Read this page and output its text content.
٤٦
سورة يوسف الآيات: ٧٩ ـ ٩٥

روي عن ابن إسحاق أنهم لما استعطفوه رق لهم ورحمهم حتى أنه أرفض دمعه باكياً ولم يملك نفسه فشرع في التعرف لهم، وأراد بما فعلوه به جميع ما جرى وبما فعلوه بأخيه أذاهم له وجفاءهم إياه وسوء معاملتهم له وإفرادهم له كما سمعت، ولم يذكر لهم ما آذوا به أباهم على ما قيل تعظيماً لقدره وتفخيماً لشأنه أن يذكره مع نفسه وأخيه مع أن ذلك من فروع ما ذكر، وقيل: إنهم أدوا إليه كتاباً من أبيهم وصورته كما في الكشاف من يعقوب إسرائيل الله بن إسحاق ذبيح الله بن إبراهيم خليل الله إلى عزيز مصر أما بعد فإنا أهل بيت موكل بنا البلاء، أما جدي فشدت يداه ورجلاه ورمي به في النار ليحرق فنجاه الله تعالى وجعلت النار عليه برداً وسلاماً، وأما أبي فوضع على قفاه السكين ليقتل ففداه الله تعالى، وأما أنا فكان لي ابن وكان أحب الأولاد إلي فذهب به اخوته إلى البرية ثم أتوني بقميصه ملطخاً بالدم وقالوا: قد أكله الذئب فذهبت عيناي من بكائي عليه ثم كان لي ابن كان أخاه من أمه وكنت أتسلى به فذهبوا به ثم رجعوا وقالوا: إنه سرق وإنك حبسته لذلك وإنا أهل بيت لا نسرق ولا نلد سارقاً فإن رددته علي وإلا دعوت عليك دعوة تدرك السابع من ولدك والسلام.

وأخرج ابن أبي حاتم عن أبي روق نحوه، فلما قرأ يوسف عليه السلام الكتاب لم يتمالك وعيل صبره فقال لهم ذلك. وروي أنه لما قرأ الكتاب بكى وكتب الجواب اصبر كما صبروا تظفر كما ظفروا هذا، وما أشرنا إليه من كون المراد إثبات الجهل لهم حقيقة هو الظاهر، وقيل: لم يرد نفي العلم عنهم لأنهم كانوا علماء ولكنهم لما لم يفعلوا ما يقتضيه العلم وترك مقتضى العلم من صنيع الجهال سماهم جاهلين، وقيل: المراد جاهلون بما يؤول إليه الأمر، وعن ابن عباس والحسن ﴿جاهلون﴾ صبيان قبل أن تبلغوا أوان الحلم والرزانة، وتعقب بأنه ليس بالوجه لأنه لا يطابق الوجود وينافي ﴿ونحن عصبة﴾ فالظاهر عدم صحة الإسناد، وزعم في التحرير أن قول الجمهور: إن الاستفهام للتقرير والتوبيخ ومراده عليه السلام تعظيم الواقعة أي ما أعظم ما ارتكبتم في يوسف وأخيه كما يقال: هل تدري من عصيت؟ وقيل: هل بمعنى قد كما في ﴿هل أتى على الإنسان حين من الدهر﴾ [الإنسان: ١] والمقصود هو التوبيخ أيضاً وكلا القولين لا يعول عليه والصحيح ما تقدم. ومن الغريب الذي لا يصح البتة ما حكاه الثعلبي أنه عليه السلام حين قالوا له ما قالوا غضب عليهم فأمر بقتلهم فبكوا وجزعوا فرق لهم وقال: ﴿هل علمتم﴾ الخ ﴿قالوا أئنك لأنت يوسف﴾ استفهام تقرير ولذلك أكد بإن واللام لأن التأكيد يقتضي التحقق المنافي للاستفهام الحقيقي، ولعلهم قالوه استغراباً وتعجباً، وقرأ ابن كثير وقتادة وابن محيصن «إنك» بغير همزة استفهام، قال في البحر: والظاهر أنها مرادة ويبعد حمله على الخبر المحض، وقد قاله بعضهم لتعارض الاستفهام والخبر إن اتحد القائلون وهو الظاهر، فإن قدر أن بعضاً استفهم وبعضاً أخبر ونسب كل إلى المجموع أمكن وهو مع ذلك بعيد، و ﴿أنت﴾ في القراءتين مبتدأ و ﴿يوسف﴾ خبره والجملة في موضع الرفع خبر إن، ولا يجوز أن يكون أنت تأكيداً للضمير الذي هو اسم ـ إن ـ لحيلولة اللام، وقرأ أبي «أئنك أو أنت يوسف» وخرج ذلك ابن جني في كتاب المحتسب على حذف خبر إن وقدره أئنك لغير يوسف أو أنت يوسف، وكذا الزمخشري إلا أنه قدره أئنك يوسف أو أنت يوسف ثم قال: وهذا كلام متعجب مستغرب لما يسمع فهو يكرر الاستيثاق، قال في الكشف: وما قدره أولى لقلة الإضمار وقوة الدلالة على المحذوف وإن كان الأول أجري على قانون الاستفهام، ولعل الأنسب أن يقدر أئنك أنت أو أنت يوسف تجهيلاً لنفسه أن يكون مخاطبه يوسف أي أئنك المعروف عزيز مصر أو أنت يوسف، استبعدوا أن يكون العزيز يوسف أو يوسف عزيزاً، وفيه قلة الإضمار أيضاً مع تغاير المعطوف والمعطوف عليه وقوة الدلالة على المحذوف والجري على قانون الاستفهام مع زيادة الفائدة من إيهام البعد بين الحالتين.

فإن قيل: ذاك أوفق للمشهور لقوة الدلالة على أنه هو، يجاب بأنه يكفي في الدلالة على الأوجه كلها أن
————————
YOUR GOAL: Your task is to repeat every entry exactly.

TASK OUTPUT:
Read this page and output its text content.
٤٦
سورة يوسف الآيات: ٧٩ ـ ٩٥

روي عن ابن إسحاق أنهم لما استعطفوه رق لهم ورحمهم حتى أنه أرفض دمعه باكياً ولم يملك نفسه فشرع في التعرف لهم، وأراد بما فعلوه به جميع ما جرى وبما فعلوه بأخيه أذاهم له وجفاءهم إياه وسوء معاملتهم له وإفرادهم له كما سمعت، ولم يذكر لهم ما آذوا به أباهم على ما قيل تعظيماً لقدره وتفخيماً لشأنه أن يذكره مع نفسه وأخيه مع أن ذلك من فروع ما ذكر، وقيل: إنهم أدوا إليه كتاباً من أبيهم وصورته كما في الكشاف من يعقوب إسرائيل الله بن إسحاق ذبيح الله بن إبراهيم خليل الله إلى عزيز مصر أما بعد فإنا أهل بيت موكل بنا البلاء، أما جدي فشدت يداه ورجلاه ورمي به في النار ليحرق فنجاه الله تعالى وجعلت النار عليه برداً وسلاماً، وأما أبي فوضع على قفاه السكين ليقتل ففداه الله تعالى، وأما أنا فكان لي ابن وكان أحب الأولاد إلي فذهب به اخوته إلى البرية ثم أتوني بقميصه ملطخاً بالدم وقالوا: قد أكله الذئب فذهبت عيناي من بكائي عليه ثم كان لي ابن كان أخاه من أمه وكنت أتسلى به فذهبوا به ثم رجعوا وقالوا: إنه سرق وإنك حبسته لذلك وإنا أهل بيت لا نسرق ولا نلد سارقاً فإن رددته علي وإلا دعوت عليك دعوة تدرك السابع من ولدك والسلام.

وأخرج ابن أبي حاتم عن أبي روق نحوه، فلما قرأ يوسف عليه السلام الكتاب لم يتمالك وعيل صبره فقال لهم ذلك. وروي أنه لما قرأ الكتاب بكى وكتب الجواب اصبر كما صبروا تظفر كما ظفروا هذا، وما أشرنا إليه من كون المراد إثبات الجهل لهم حقيقة هو الظاهر، وقيل: لم يرد نفي العلم عنهم لأنهم كانوا علماء ولكنهم لما لم يفعلوا ما يقتضيه العلم وترك مقتضى العلم من صنيع الجهال سماهم جاهلين، وقيل: المراد جاهلون بما يؤول إليه الأمر، وعن ابن عباس والحسن ﴿جاهلون﴾ صبيان قبل أن تبلغوا أوان الحلم والرزانة، وتعقب بأنه ليس بالوجه لأنه لا يطابق الوجود وينافي ﴿ونحن عصبة﴾ فالظاهر عدم صحة الإسناد، وزعم في التحرير أن قول الجمهور: إن الاستفهام للتقرير والتوبيخ ومراده عليه السلام تعظيم الواقعة أي ما أعظم ما ارتكبتم في يوسف وأخيه كما يقال: هل تدري من عصيت؟ وقيل: هل بمعنى قد كما في ﴿هل أتى على الإنسان حين من الدهر﴾ [الإنسان: ١] والمقصود هو التوبيخ أيضاً وكلا القولين لا يعول عليه والصحيح ما تقدم. ومن الغريب الذي لا يصح البتة ما حكاه الثعلبي أنه عليه السلام حين قالوا له ما قالوا غضب عليهم فأمر بقتلهم فبكوا وجزعوا فرق لهم وقال: ﴿هل علمتم﴾ الخ ﴿قالوا أئنك لأنت يوسف﴾ استفهام تقرير ولذلك أكد بإن واللام لأن التأكيد يقتضي التحقق المنافي للاستفهام الحقيقي، ولعلهم قالوه استغراباً وتعجباً، وقرأ ابن كثير وقتادة وابن محيصن «إنك» بغير همزة استفهام، قال في البحر: والظاهر أنها مرادة ويبعد حمله على الخبر المحض، وقد قاله بعضهم لتعارض الاستفهام والخبر إن اتحد القائلون وهو الظاهر، فإن قدر أن بعضاً استفهم وبعضاً أخبر ونسب كل إلى المجموع أمكن وهو مع ذلك بعيد، و ﴿أنت﴾ في القراءتين مبتدأ و ﴿يوسف﴾ خبره والجملة في موضع الرفع خبر إن، ولا يجوز أن يكون أنت تأكيداً للضمير الذي هو اسم ـ إن ـ لحيلولة اللام، وقرأ أبي «أئنك أو أنت يوسف» وخرج ذلك ابن جني في كتاب المحتسب على حذف خبر إن وقدره أئنك لغير يوسف أو أنت يوسف، وكذا الزمخشري إلا أنه قدره أئنك يوسف أو أنت يوسف ثم قال: وهذا كلام متعجب مستغرب لما يسمع فهو يكرر الاستيثاق، قال في الكشف: وما قدره أولى لقلة الإضمار وقوة الدلالة على المحذوف وإن كان الأول أجري على قانون الاستفهام، ولعل الأنسب أن يقدر أئنك أنت أو أنت يوسف تجهيلاً لنفسه أن يكون مخاطبه يوسف أي أئنك المعروف عزيز مصر أو أنت يوسف، استبعدوا أن يكون العزيز يوسف أو يوسف عزيزاً، وفيه قلة الإضمار أيضاً مع تغاير المعطوف والمعطوف عليه وقوة الدلالة على المحذوف والجري على قانون الاستفهام مع زيادة الفائدة من إيهام البعد بين الحالتين.

فإن قيل: ذاك أوفق للمشهور لقوة الدلالة على أنه هو، يجاب بأنه يكفي في الدلالة على الأوجه كلها أن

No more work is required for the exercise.